▼▼▼

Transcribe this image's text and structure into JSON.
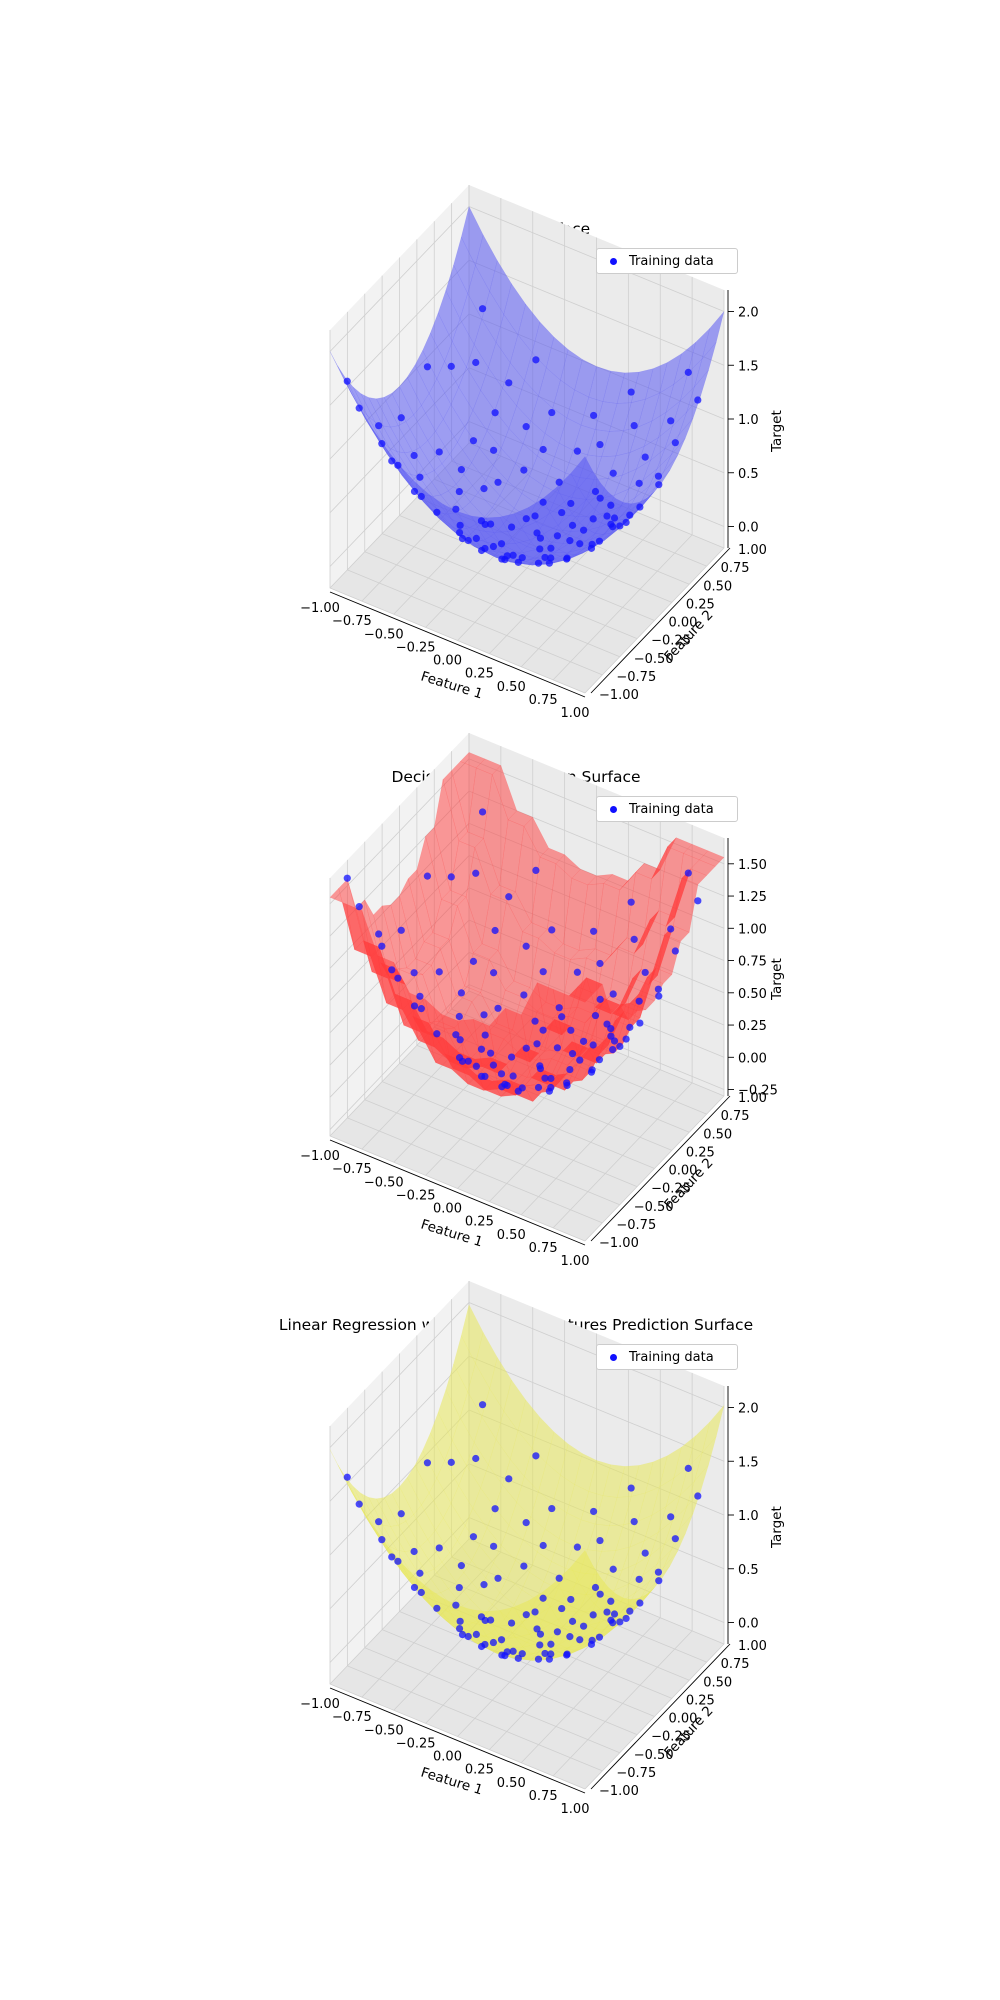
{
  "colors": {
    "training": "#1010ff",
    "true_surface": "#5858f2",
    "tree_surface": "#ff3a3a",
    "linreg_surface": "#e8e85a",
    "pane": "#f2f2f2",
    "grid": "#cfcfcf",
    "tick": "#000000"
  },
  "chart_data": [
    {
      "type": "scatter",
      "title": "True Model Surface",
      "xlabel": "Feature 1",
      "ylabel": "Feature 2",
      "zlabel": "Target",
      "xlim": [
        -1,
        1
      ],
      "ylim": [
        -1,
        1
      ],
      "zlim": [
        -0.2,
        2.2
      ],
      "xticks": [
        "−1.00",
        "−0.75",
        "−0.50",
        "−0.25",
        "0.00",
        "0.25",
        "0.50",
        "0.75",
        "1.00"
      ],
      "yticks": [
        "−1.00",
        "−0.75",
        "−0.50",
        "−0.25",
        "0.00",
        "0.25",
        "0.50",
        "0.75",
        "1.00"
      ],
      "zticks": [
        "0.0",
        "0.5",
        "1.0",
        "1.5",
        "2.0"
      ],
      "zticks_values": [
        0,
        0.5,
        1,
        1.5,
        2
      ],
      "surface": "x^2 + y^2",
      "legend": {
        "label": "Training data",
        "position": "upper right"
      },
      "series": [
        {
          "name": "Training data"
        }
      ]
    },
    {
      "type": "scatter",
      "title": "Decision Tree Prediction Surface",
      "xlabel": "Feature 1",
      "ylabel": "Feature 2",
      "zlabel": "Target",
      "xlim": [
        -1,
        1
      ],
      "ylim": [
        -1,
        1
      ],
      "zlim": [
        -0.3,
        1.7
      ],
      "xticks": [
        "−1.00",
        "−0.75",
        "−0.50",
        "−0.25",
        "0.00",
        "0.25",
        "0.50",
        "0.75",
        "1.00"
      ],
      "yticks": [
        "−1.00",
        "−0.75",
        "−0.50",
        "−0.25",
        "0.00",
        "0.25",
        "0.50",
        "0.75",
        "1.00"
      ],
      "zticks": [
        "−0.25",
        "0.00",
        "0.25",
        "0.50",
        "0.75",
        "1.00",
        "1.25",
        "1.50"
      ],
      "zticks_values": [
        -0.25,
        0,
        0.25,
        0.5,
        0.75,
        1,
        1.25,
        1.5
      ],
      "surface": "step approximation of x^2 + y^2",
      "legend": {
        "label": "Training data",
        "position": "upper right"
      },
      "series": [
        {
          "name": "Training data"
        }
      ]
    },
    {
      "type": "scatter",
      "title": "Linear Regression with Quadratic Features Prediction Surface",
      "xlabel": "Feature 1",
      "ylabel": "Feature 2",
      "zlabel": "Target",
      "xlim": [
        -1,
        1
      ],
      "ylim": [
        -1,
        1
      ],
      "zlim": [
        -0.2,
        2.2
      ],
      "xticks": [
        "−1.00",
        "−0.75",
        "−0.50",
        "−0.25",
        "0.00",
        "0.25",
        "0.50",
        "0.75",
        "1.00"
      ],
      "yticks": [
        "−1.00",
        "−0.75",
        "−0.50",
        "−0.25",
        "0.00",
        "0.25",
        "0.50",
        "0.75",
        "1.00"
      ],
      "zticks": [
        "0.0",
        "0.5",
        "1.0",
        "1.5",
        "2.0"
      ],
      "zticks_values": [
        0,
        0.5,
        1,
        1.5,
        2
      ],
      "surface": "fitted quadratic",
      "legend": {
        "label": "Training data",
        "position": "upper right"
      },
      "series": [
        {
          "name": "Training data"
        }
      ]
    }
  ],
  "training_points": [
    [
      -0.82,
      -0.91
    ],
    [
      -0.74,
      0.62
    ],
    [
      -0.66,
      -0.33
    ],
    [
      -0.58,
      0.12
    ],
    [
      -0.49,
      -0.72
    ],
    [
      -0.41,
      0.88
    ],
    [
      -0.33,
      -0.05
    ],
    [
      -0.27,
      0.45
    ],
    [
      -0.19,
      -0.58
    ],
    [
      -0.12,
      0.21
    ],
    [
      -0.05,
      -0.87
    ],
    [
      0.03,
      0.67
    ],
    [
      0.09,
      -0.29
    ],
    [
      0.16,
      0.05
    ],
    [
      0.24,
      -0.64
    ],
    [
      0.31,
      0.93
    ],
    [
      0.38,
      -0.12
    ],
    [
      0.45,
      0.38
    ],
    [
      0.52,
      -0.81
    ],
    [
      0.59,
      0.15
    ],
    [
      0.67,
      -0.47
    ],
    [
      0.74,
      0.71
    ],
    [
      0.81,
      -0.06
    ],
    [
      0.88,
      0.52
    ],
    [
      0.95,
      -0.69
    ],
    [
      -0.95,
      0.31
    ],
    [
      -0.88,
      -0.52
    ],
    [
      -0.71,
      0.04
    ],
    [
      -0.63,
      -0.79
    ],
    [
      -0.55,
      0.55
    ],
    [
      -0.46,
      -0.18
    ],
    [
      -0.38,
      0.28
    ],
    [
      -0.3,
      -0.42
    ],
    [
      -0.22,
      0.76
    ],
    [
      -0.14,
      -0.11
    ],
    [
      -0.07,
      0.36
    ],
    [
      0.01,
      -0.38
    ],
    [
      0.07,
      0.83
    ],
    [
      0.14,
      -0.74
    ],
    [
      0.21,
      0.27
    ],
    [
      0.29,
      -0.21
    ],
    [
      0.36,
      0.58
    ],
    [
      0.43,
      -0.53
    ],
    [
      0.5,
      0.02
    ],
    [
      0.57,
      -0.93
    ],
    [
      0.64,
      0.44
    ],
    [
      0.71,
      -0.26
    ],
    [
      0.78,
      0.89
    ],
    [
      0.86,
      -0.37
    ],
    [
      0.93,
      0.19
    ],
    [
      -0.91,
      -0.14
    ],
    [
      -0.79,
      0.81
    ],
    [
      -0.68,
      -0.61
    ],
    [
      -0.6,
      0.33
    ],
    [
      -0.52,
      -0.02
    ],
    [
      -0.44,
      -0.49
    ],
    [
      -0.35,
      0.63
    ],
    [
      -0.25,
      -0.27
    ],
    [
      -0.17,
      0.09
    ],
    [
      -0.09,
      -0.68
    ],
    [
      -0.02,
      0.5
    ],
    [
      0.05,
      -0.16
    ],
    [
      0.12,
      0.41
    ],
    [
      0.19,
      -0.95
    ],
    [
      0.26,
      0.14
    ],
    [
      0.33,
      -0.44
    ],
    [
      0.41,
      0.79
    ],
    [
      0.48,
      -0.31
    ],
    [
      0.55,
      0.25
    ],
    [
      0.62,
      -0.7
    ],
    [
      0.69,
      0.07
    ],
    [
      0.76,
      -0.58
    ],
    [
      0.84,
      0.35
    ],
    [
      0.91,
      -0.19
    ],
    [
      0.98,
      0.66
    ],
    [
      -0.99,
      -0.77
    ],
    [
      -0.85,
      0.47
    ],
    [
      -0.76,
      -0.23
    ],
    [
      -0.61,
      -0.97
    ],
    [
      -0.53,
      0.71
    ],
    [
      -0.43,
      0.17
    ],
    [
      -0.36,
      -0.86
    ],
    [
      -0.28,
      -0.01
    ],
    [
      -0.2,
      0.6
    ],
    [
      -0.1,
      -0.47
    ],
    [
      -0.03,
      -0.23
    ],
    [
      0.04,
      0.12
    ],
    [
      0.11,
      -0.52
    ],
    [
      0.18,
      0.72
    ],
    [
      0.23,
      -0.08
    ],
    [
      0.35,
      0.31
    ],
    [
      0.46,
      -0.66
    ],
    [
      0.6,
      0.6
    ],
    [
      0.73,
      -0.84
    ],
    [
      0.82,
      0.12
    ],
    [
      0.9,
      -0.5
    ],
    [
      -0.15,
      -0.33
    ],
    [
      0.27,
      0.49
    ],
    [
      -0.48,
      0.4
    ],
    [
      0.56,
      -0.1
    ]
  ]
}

▲▲▲

▶ [TASK INSTRUCTIONS] Transcribe the full listing above exactly, with the images removed.

▶ [FINAL RESULT]
Transcribe this image's text and structure into JSON.
{
  "colors": {
    "training": "#1010ff",
    "true_surface": "#5858f2",
    "tree_surface": "#ff3a3a",
    "linreg_surface": "#e8e85a",
    "pane": "#f2f2f2",
    "grid": "#cfcfcf",
    "tick": "#000000"
  },
  "chart_data": [
    {
      "type": "scatter",
      "title": "True Model Surface",
      "xlabel": "Feature 1",
      "ylabel": "Feature 2",
      "zlabel": "Target",
      "xlim": [
        -1,
        1
      ],
      "ylim": [
        -1,
        1
      ],
      "zlim": [
        -0.2,
        2.2
      ],
      "xticks": [
        "−1.00",
        "−0.75",
        "−0.50",
        "−0.25",
        "0.00",
        "0.25",
        "0.50",
        "0.75",
        "1.00"
      ],
      "yticks": [
        "−1.00",
        "−0.75",
        "−0.50",
        "−0.25",
        "0.00",
        "0.25",
        "0.50",
        "0.75",
        "1.00"
      ],
      "zticks": [
        "0.0",
        "0.5",
        "1.0",
        "1.5",
        "2.0"
      ],
      "zticks_values": [
        0,
        0.5,
        1,
        1.5,
        2
      ],
      "surface": "x^2 + y^2",
      "legend": {
        "label": "Training data",
        "position": "upper right"
      },
      "series": [
        {
          "name": "Training data"
        }
      ]
    },
    {
      "type": "scatter",
      "title": "Decision Tree Prediction Surface",
      "xlabel": "Feature 1",
      "ylabel": "Feature 2",
      "zlabel": "Target",
      "xlim": [
        -1,
        1
      ],
      "ylim": [
        -1,
        1
      ],
      "zlim": [
        -0.3,
        1.7
      ],
      "xticks": [
        "−1.00",
        "−0.75",
        "−0.50",
        "−0.25",
        "0.00",
        "0.25",
        "0.50",
        "0.75",
        "1.00"
      ],
      "yticks": [
        "−1.00",
        "−0.75",
        "−0.50",
        "−0.25",
        "0.00",
        "0.25",
        "0.50",
        "0.75",
        "1.00"
      ],
      "zticks": [
        "−0.25",
        "0.00",
        "0.25",
        "0.50",
        "0.75",
        "1.00",
        "1.25",
        "1.50"
      ],
      "zticks_values": [
        -0.25,
        0,
        0.25,
        0.5,
        0.75,
        1,
        1.25,
        1.5
      ],
      "surface": "step approximation of x^2 + y^2",
      "legend": {
        "label": "Training data",
        "position": "upper right"
      },
      "series": [
        {
          "name": "Training data"
        }
      ]
    },
    {
      "type": "scatter",
      "title": "Linear Regression with Quadratic Features Prediction Surface",
      "xlabel": "Feature 1",
      "ylabel": "Feature 2",
      "zlabel": "Target",
      "xlim": [
        -1,
        1
      ],
      "ylim": [
        -1,
        1
      ],
      "zlim": [
        -0.2,
        2.2
      ],
      "xticks": [
        "−1.00",
        "−0.75",
        "−0.50",
        "−0.25",
        "0.00",
        "0.25",
        "0.50",
        "0.75",
        "1.00"
      ],
      "yticks": [
        "−1.00",
        "−0.75",
        "−0.50",
        "−0.25",
        "0.00",
        "0.25",
        "0.50",
        "0.75",
        "1.00"
      ],
      "zticks": [
        "0.0",
        "0.5",
        "1.0",
        "1.5",
        "2.0"
      ],
      "zticks_values": [
        0,
        0.5,
        1,
        1.5,
        2
      ],
      "surface": "fitted quadratic",
      "legend": {
        "label": "Training data",
        "position": "upper right"
      },
      "series": [
        {
          "name": "Training data"
        }
      ]
    }
  ],
  "training_points": [
    [
      -0.82,
      -0.91
    ],
    [
      -0.74,
      0.62
    ],
    [
      -0.66,
      -0.33
    ],
    [
      -0.58,
      0.12
    ],
    [
      -0.49,
      -0.72
    ],
    [
      -0.41,
      0.88
    ],
    [
      -0.33,
      -0.05
    ],
    [
      -0.27,
      0.45
    ],
    [
      -0.19,
      -0.58
    ],
    [
      -0.12,
      0.21
    ],
    [
      -0.05,
      -0.87
    ],
    [
      0.03,
      0.67
    ],
    [
      0.09,
      -0.29
    ],
    [
      0.16,
      0.05
    ],
    [
      0.24,
      -0.64
    ],
    [
      0.31,
      0.93
    ],
    [
      0.38,
      -0.12
    ],
    [
      0.45,
      0.38
    ],
    [
      0.52,
      -0.81
    ],
    [
      0.59,
      0.15
    ],
    [
      0.67,
      -0.47
    ],
    [
      0.74,
      0.71
    ],
    [
      0.81,
      -0.06
    ],
    [
      0.88,
      0.52
    ],
    [
      0.95,
      -0.69
    ],
    [
      -0.95,
      0.31
    ],
    [
      -0.88,
      -0.52
    ],
    [
      -0.71,
      0.04
    ],
    [
      -0.63,
      -0.79
    ],
    [
      -0.55,
      0.55
    ],
    [
      -0.46,
      -0.18
    ],
    [
      -0.38,
      0.28
    ],
    [
      -0.3,
      -0.42
    ],
    [
      -0.22,
      0.76
    ],
    [
      -0.14,
      -0.11
    ],
    [
      -0.07,
      0.36
    ],
    [
      0.01,
      -0.38
    ],
    [
      0.07,
      0.83
    ],
    [
      0.14,
      -0.74
    ],
    [
      0.21,
      0.27
    ],
    [
      0.29,
      -0.21
    ],
    [
      0.36,
      0.58
    ],
    [
      0.43,
      -0.53
    ],
    [
      0.5,
      0.02
    ],
    [
      0.57,
      -0.93
    ],
    [
      0.64,
      0.44
    ],
    [
      0.71,
      -0.26
    ],
    [
      0.78,
      0.89
    ],
    [
      0.86,
      -0.37
    ],
    [
      0.93,
      0.19
    ],
    [
      -0.91,
      -0.14
    ],
    [
      -0.79,
      0.81
    ],
    [
      -0.68,
      -0.61
    ],
    [
      -0.6,
      0.33
    ],
    [
      -0.52,
      -0.02
    ],
    [
      -0.44,
      -0.49
    ],
    [
      -0.35,
      0.63
    ],
    [
      -0.25,
      -0.27
    ],
    [
      -0.17,
      0.09
    ],
    [
      -0.09,
      -0.68
    ],
    [
      -0.02,
      0.5
    ],
    [
      0.05,
      -0.16
    ],
    [
      0.12,
      0.41
    ],
    [
      0.19,
      -0.95
    ],
    [
      0.26,
      0.14
    ],
    [
      0.33,
      -0.44
    ],
    [
      0.41,
      0.79
    ],
    [
      0.48,
      -0.31
    ],
    [
      0.55,
      0.25
    ],
    [
      0.62,
      -0.7
    ],
    [
      0.69,
      0.07
    ],
    [
      0.76,
      -0.58
    ],
    [
      0.84,
      0.35
    ],
    [
      0.91,
      -0.19
    ],
    [
      0.98,
      0.66
    ],
    [
      -0.99,
      -0.77
    ],
    [
      -0.85,
      0.47
    ],
    [
      -0.76,
      -0.23
    ],
    [
      -0.61,
      -0.97
    ],
    [
      -0.53,
      0.71
    ],
    [
      -0.43,
      0.17
    ],
    [
      -0.36,
      -0.86
    ],
    [
      -0.28,
      -0.01
    ],
    [
      -0.2,
      0.6
    ],
    [
      -0.1,
      -0.47
    ],
    [
      -0.03,
      -0.23
    ],
    [
      0.04,
      0.12
    ],
    [
      0.11,
      -0.52
    ],
    [
      0.18,
      0.72
    ],
    [
      0.23,
      -0.08
    ],
    [
      0.35,
      0.31
    ],
    [
      0.46,
      -0.66
    ],
    [
      0.6,
      0.6
    ],
    [
      0.73,
      -0.84
    ],
    [
      0.82,
      0.12
    ],
    [
      0.9,
      -0.5
    ],
    [
      -0.15,
      -0.33
    ],
    [
      0.27,
      0.49
    ],
    [
      -0.48,
      0.4
    ],
    [
      0.56,
      -0.1
    ]
  ]
}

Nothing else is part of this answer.